=== Material provided ===
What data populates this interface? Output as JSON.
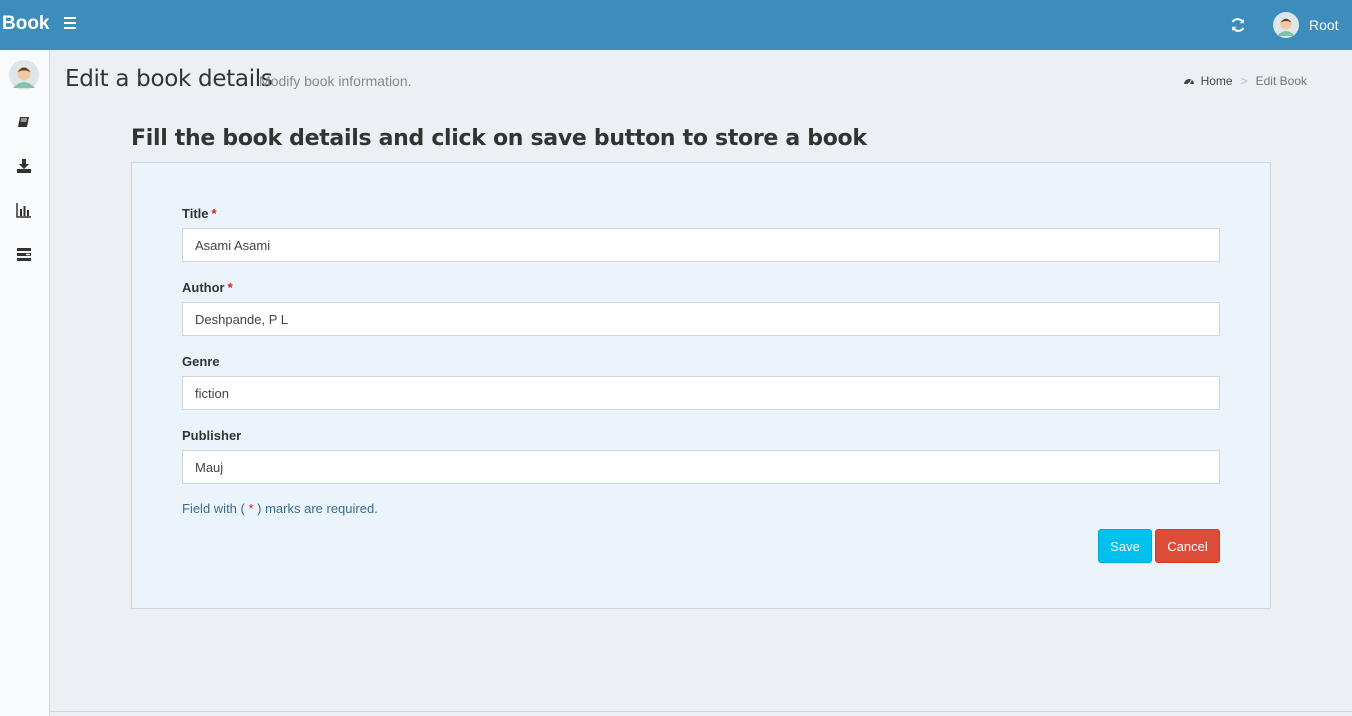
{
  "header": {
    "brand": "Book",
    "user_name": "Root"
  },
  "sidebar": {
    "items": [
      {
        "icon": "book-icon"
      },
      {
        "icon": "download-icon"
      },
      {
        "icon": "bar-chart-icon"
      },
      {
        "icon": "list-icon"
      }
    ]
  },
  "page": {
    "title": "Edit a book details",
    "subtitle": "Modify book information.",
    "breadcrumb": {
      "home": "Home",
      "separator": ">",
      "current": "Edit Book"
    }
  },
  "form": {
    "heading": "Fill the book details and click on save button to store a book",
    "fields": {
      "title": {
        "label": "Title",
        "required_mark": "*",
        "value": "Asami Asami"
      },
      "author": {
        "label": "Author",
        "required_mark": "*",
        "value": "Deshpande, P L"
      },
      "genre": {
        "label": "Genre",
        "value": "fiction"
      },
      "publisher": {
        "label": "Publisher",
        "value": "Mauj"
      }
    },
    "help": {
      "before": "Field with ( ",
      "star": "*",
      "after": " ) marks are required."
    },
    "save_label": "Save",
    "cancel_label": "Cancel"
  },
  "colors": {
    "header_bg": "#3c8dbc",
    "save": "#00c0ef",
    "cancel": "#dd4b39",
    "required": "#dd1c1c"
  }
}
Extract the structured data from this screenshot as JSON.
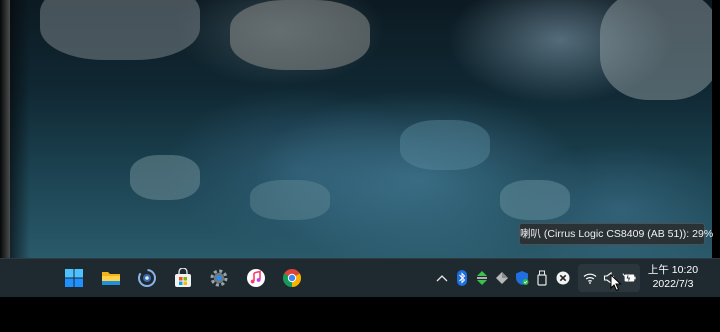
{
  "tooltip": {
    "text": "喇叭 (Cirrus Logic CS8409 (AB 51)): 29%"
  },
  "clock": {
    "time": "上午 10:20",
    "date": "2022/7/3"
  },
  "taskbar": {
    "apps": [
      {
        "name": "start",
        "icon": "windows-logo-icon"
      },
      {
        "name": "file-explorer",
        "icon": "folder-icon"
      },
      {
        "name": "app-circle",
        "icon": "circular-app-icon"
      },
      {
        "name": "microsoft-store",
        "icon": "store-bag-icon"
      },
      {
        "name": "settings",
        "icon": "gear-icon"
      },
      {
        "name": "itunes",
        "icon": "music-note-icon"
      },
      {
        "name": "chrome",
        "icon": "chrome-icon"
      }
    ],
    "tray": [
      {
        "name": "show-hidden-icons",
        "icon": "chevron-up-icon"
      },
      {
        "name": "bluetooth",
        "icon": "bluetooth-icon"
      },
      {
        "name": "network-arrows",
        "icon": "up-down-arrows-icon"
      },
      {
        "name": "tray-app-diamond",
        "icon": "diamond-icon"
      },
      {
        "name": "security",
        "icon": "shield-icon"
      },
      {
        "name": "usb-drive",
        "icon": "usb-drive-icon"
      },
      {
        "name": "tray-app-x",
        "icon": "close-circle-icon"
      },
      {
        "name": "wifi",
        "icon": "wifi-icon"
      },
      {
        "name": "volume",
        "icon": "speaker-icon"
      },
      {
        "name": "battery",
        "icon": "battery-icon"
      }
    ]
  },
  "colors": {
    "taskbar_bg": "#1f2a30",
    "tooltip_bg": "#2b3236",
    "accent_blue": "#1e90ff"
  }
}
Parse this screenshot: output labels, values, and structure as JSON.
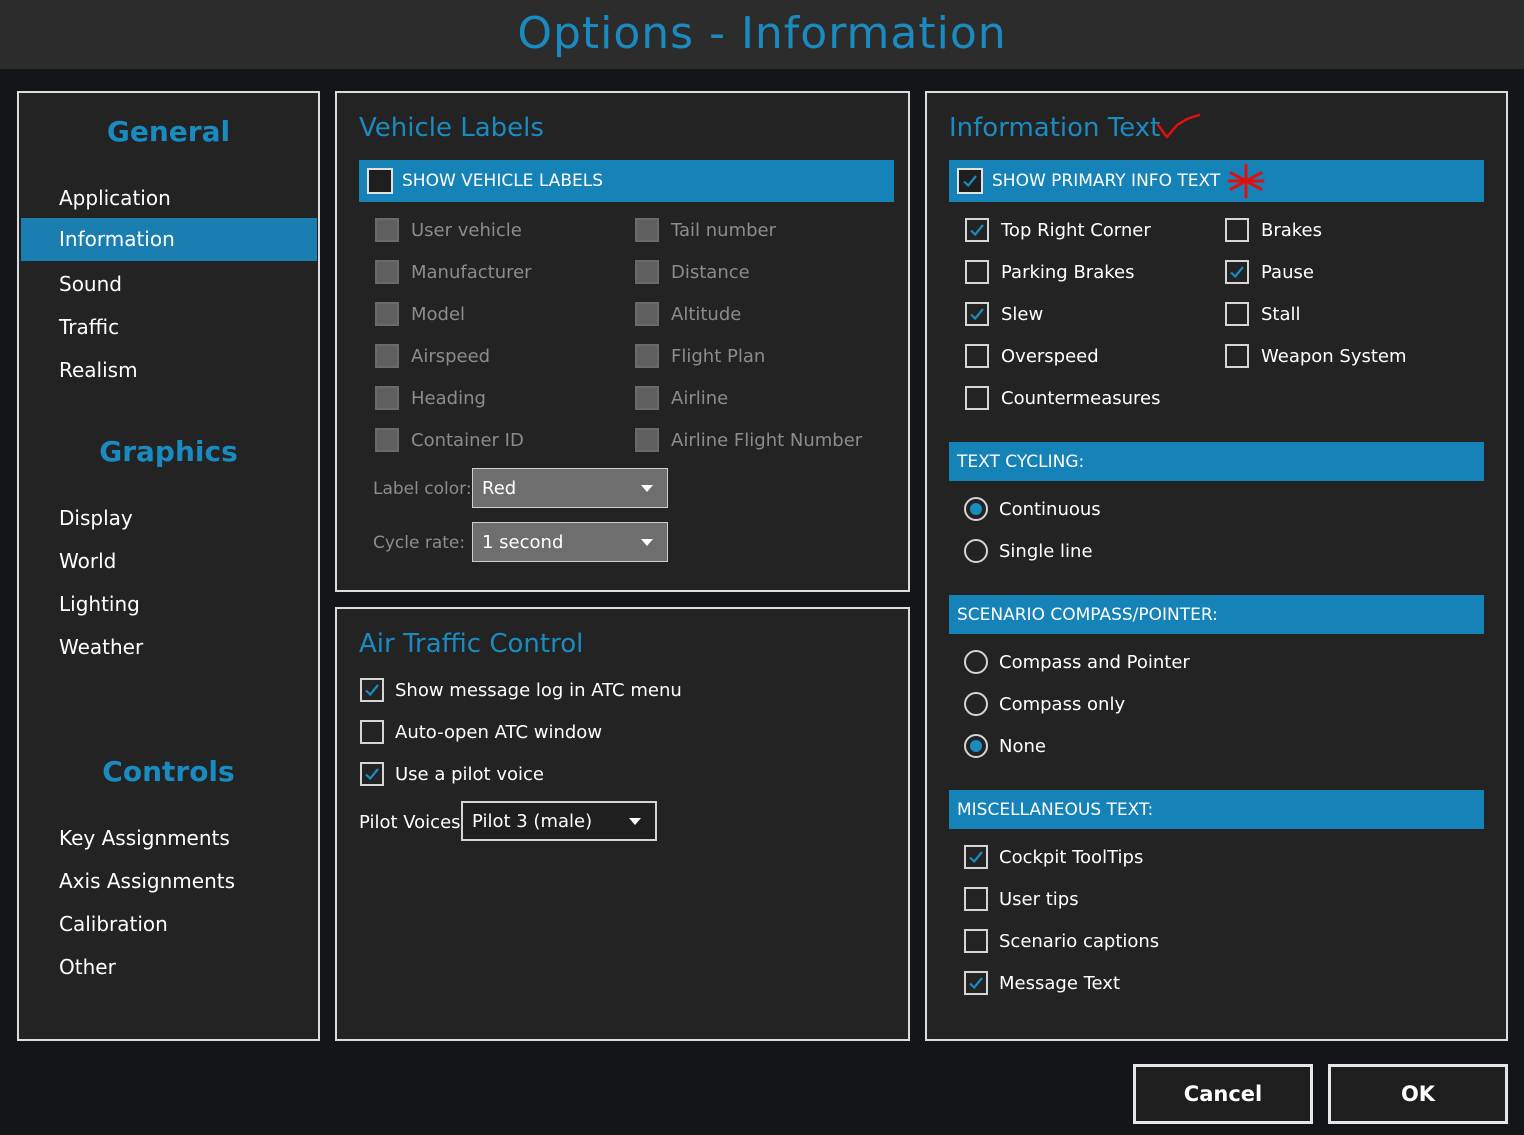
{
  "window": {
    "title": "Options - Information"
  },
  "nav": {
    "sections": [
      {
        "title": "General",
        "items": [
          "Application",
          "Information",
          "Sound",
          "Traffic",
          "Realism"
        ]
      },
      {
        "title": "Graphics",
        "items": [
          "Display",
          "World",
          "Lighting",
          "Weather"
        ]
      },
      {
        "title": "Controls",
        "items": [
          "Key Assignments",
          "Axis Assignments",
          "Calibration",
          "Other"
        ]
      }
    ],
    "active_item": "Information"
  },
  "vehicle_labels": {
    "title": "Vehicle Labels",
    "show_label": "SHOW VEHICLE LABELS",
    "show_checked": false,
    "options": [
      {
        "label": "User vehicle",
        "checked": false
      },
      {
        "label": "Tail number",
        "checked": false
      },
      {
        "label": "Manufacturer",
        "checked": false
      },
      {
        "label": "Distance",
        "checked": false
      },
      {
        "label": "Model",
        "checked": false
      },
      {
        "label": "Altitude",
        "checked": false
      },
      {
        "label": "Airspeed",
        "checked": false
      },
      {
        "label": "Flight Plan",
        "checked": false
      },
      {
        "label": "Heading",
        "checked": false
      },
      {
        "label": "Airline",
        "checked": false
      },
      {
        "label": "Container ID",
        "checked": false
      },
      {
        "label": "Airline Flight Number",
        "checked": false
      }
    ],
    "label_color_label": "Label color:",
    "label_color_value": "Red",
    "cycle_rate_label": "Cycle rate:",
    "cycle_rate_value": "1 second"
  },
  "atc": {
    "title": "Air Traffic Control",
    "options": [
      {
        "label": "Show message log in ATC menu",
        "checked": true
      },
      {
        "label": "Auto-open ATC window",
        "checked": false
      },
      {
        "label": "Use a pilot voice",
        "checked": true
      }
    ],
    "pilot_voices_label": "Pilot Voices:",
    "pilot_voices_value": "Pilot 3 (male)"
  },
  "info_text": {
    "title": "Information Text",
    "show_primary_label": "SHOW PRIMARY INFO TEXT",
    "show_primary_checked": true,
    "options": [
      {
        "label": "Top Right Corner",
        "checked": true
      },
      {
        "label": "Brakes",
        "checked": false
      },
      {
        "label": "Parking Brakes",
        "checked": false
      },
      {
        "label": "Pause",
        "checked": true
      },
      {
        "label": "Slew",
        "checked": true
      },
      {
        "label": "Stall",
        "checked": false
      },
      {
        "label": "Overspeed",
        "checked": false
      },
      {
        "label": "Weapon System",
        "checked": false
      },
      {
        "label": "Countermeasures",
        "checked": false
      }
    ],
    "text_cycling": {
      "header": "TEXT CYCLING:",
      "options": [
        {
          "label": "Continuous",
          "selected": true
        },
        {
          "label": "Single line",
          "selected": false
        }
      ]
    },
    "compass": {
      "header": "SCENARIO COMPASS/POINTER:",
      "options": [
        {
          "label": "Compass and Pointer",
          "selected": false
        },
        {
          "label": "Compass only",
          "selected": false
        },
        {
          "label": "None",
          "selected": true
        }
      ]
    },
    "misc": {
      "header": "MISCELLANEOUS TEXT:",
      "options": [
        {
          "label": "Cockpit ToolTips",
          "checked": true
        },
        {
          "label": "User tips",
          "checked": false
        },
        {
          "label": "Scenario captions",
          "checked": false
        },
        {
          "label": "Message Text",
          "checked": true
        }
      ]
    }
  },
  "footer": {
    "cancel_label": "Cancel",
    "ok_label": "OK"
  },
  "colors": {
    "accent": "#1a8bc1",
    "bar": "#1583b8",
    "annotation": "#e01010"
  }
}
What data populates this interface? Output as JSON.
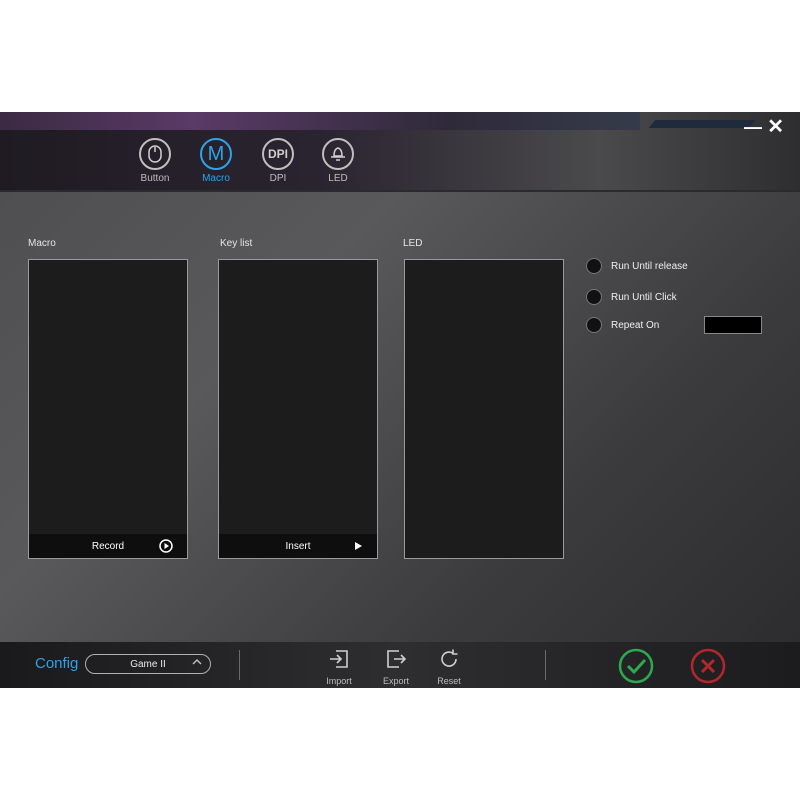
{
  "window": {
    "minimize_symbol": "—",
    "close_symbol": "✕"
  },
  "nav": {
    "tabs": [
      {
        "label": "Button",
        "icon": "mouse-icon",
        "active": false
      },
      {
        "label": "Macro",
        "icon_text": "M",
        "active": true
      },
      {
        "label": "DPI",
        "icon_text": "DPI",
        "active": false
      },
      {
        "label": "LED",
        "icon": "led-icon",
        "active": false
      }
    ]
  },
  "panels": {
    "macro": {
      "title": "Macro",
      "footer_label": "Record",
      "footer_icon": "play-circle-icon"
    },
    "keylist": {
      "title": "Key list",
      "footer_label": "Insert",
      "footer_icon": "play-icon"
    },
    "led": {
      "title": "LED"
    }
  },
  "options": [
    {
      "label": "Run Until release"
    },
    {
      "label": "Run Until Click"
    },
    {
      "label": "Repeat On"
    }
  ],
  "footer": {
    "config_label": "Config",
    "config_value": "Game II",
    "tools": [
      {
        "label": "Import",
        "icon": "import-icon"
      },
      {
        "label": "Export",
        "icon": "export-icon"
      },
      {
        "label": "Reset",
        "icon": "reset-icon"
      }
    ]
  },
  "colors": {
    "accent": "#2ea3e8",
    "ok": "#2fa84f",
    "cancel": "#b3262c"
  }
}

=== Short exercise ===
Collect the lines that hold "JSON".

=== Solution to the problem ===
What data populates this interface? Output as JSON.
Extract the structured data from this screenshot as JSON.
Parse this screenshot: output labels, values, and structure as JSON.
What data populates this interface? Output as JSON.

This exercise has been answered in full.